▶ _EXERCISE OBJECTIVE_
Below are the records; locate each line with the word "Power" and copy it.

▶ _ROWS_
=-=-=-=-=

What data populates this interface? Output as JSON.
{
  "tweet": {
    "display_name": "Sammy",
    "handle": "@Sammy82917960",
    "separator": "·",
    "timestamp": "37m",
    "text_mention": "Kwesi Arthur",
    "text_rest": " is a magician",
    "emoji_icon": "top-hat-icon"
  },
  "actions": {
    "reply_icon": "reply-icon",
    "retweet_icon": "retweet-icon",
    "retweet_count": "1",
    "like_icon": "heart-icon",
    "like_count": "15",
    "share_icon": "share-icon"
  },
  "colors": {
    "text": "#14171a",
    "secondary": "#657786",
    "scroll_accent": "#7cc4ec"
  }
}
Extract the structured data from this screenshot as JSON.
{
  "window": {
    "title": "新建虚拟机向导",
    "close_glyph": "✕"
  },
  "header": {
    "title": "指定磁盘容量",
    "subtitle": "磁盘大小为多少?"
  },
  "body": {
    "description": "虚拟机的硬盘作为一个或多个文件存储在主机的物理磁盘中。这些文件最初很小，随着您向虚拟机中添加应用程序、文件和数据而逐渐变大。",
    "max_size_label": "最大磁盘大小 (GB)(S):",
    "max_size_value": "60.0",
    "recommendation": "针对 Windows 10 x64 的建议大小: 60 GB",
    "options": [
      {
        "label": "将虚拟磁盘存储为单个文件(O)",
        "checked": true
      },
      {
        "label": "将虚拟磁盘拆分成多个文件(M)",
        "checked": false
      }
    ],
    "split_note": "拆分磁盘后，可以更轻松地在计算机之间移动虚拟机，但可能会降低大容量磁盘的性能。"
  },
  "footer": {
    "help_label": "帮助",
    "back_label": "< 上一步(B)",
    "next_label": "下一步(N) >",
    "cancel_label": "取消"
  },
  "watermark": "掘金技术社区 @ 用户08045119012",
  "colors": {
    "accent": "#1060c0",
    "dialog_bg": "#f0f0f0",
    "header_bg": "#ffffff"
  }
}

=-=-=-=-=

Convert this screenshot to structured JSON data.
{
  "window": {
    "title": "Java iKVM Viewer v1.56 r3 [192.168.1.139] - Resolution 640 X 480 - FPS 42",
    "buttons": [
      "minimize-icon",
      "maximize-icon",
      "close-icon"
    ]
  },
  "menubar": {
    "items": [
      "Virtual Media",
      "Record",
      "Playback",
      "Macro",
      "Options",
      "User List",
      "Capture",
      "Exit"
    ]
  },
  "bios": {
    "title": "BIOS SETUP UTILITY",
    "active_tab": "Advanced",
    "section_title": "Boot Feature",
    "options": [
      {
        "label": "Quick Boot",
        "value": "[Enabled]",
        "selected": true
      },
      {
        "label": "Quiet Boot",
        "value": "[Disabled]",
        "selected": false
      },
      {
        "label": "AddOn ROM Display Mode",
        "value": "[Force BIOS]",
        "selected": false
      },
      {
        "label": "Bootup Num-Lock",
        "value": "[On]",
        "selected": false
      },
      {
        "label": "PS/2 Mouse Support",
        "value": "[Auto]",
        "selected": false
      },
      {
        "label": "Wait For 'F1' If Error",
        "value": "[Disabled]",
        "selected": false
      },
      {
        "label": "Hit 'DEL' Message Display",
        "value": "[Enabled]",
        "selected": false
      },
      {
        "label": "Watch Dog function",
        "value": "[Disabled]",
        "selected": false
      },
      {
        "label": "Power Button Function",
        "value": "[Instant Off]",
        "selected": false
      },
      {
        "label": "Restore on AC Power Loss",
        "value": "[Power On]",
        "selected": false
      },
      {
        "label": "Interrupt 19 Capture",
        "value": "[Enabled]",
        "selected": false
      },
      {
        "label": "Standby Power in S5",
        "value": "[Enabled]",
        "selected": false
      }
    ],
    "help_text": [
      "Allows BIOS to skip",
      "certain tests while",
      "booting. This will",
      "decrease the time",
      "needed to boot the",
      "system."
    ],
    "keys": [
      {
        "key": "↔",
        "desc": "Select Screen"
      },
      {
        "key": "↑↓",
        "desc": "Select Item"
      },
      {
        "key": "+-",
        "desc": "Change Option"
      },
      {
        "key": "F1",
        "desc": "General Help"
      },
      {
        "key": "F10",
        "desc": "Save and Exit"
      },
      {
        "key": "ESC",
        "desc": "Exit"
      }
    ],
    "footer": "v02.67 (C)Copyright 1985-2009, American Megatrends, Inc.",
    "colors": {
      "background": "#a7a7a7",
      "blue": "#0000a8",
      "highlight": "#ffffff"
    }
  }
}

=-=-=-=-=

▶ _EXERCISE RESPONSE_
        "label": "Power Button Function",
        "label": "Restore on AC Power Loss",
        "value": "[Power On]",
        "label": "Standby Power in S5",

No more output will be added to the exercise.